**DIRECTIONS FOR THIS TASK**.
Produce an exact transcription of the listing below, omitting the pictures.

-------------------------

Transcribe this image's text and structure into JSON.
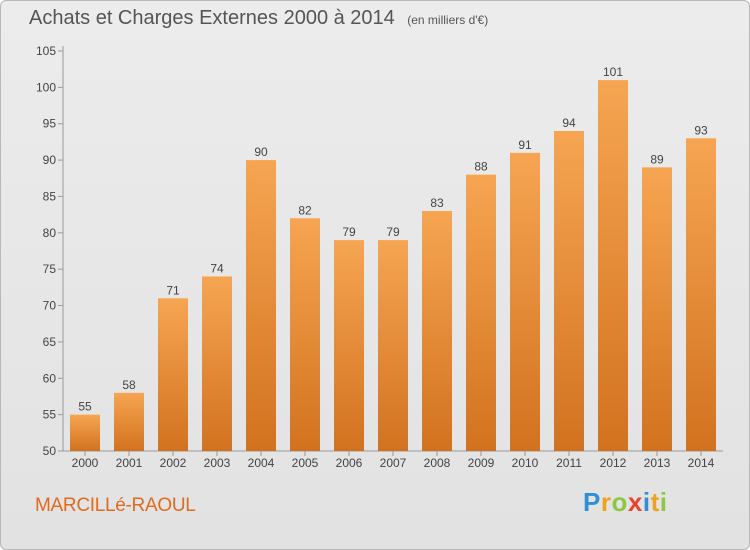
{
  "header": {
    "title": "Achats et Charges Externes 2000 à 2014",
    "unit": "(en milliers d'€)"
  },
  "footer": {
    "commune": "MARCILLé-RAOUL",
    "brand_letters": [
      "P",
      "r",
      "o",
      "x",
      "i",
      "t",
      "i"
    ],
    "brand_colors": [
      "#2f8fd8",
      "#f2a21a",
      "#8ec63f",
      "#e8452c",
      "#2f8fd8",
      "#f2a21a",
      "#8ec63f"
    ]
  },
  "chart_data": {
    "type": "bar",
    "title": "Achats et Charges Externes 2000 à 2014",
    "xlabel": "",
    "ylabel": "",
    "categories": [
      "2000",
      "2001",
      "2002",
      "2003",
      "2004",
      "2005",
      "2006",
      "2007",
      "2008",
      "2009",
      "2010",
      "2011",
      "2012",
      "2013",
      "2014"
    ],
    "values": [
      55,
      58,
      71,
      74,
      90,
      82,
      79,
      79,
      83,
      88,
      91,
      94,
      101,
      89,
      93
    ],
    "ylim": [
      50,
      105
    ],
    "yticks": [
      50,
      55,
      60,
      65,
      70,
      75,
      80,
      85,
      90,
      95,
      100,
      105
    ],
    "grid": false,
    "bar_color_top": "#f6a552",
    "bar_color_bottom": "#d2721f"
  }
}
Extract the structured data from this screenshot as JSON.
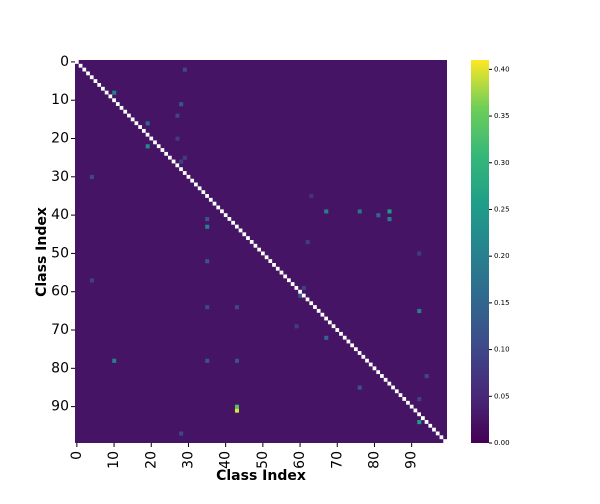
{
  "chart_data": {
    "type": "heatmap",
    "xlabel": "Class Index",
    "ylabel": "Class Index",
    "colormap": "viridis",
    "clim": [
      0,
      0.41
    ],
    "xlim": [
      0,
      100
    ],
    "ylim": [
      0,
      100
    ],
    "xticks": [
      0,
      10,
      20,
      30,
      40,
      50,
      60,
      70,
      80,
      90
    ],
    "yticks": [
      0,
      10,
      20,
      30,
      40,
      50,
      60,
      70,
      80,
      90
    ],
    "cticks": [
      {
        "value": 0,
        "label": "0.00"
      },
      {
        "value": 0.05,
        "label": "0.05"
      },
      {
        "value": 0.1,
        "label": "0.10"
      },
      {
        "value": 0.15,
        "label": "0.15"
      },
      {
        "value": 0.2,
        "label": "0.20"
      },
      {
        "value": 0.25,
        "label": "0.25"
      },
      {
        "value": 0.3,
        "label": "0.30"
      },
      {
        "value": 0.35,
        "label": "0.35"
      },
      {
        "value": 0.4,
        "label": "0.40"
      }
    ],
    "rows": [
      91,
      90,
      8,
      22,
      16,
      39,
      39,
      39,
      41,
      40,
      43,
      41,
      65,
      78,
      94,
      93,
      72,
      61,
      52,
      64,
      64,
      78,
      78,
      30,
      11,
      2,
      85,
      82,
      26,
      14,
      25,
      20,
      57,
      47,
      69,
      88,
      97,
      35,
      50,
      59
    ],
    "cols": [
      43,
      43,
      10,
      19,
      19,
      67,
      76,
      84,
      84,
      81,
      35,
      35,
      92,
      10,
      92,
      93,
      67,
      60,
      35,
      35,
      43,
      35,
      43,
      4,
      28,
      29,
      76,
      94,
      28,
      27,
      29,
      27,
      4,
      62,
      59,
      92,
      28,
      63,
      92,
      61
    ],
    "values": [
      0.4,
      0.33,
      0.2,
      0.22,
      0.15,
      0.2,
      0.18,
      0.25,
      0.2,
      0.15,
      0.2,
      0.12,
      0.2,
      0.2,
      0.25,
      0.2,
      0.15,
      0.12,
      0.12,
      0.1,
      0.1,
      0.12,
      0.12,
      0.1,
      0.12,
      0.1,
      0.12,
      0.1,
      0.09,
      0.1,
      0.08,
      0.08,
      0.09,
      0.08,
      0.08,
      0.09,
      0.1,
      0.07,
      0.08,
      0.09
    ]
  }
}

-------------------------

**SOLUTION BELOW**.
Transcribe this image's text and structure into JSON.
{
  "header": {
    "title": "Achats et Charges Externes 2000 à 2014",
    "unit": "(en milliers d'€)"
  },
  "footer": {
    "commune": "MARCILLé-RAOUL",
    "brand_letters": [
      "P",
      "r",
      "o",
      "x",
      "i",
      "t",
      "i"
    ],
    "brand_colors": [
      "#2f8fd8",
      "#f2a21a",
      "#8ec63f",
      "#e8452c",
      "#2f8fd8",
      "#f2a21a",
      "#8ec63f"
    ]
  },
  "chart_data": {
    "type": "bar",
    "title": "Achats et Charges Externes 2000 à 2014",
    "xlabel": "",
    "ylabel": "",
    "categories": [
      "2000",
      "2001",
      "2002",
      "2003",
      "2004",
      "2005",
      "2006",
      "2007",
      "2008",
      "2009",
      "2010",
      "2011",
      "2012",
      "2013",
      "2014"
    ],
    "values": [
      55,
      58,
      71,
      74,
      90,
      82,
      79,
      79,
      83,
      88,
      91,
      94,
      101,
      89,
      93
    ],
    "ylim": [
      50,
      105
    ],
    "yticks": [
      50,
      55,
      60,
      65,
      70,
      75,
      80,
      85,
      90,
      95,
      100,
      105
    ],
    "grid": false,
    "bar_color_top": "#f6a552",
    "bar_color_bottom": "#d2721f"
  }
}
Extract the structured data from this screenshot as JSON.
{
  "chart_data": {
    "type": "heatmap",
    "xlabel": "Class Index",
    "ylabel": "Class Index",
    "colormap": "viridis",
    "clim": [
      0,
      0.41
    ],
    "xlim": [
      0,
      100
    ],
    "ylim": [
      0,
      100
    ],
    "xticks": [
      0,
      10,
      20,
      30,
      40,
      50,
      60,
      70,
      80,
      90
    ],
    "yticks": [
      0,
      10,
      20,
      30,
      40,
      50,
      60,
      70,
      80,
      90
    ],
    "cticks": [
      {
        "value": 0,
        "label": "0.00"
      },
      {
        "value": 0.05,
        "label": "0.05"
      },
      {
        "value": 0.1,
        "label": "0.10"
      },
      {
        "value": 0.15,
        "label": "0.15"
      },
      {
        "value": 0.2,
        "label": "0.20"
      },
      {
        "value": 0.25,
        "label": "0.25"
      },
      {
        "value": 0.3,
        "label": "0.30"
      },
      {
        "value": 0.35,
        "label": "0.35"
      },
      {
        "value": 0.4,
        "label": "0.40"
      }
    ],
    "rows": [
      91,
      90,
      8,
      22,
      16,
      39,
      39,
      39,
      41,
      40,
      43,
      41,
      65,
      78,
      94,
      93,
      72,
      61,
      52,
      64,
      64,
      78,
      78,
      30,
      11,
      2,
      85,
      82,
      26,
      14,
      25,
      20,
      57,
      47,
      69,
      88,
      97,
      35,
      50,
      59
    ],
    "cols": [
      43,
      43,
      10,
      19,
      19,
      67,
      76,
      84,
      84,
      81,
      35,
      35,
      92,
      10,
      92,
      93,
      67,
      60,
      35,
      35,
      43,
      35,
      43,
      4,
      28,
      29,
      76,
      94,
      28,
      27,
      29,
      27,
      4,
      62,
      59,
      92,
      28,
      63,
      92,
      61
    ],
    "values": [
      0.4,
      0.33,
      0.2,
      0.22,
      0.15,
      0.2,
      0.18,
      0.25,
      0.2,
      0.15,
      0.2,
      0.12,
      0.2,
      0.2,
      0.25,
      0.2,
      0.15,
      0.12,
      0.12,
      0.1,
      0.1,
      0.12,
      0.12,
      0.1,
      0.12,
      0.1,
      0.12,
      0.1,
      0.09,
      0.1,
      0.08,
      0.08,
      0.09,
      0.08,
      0.08,
      0.09,
      0.1,
      0.07,
      0.08,
      0.09
    ]
  }
}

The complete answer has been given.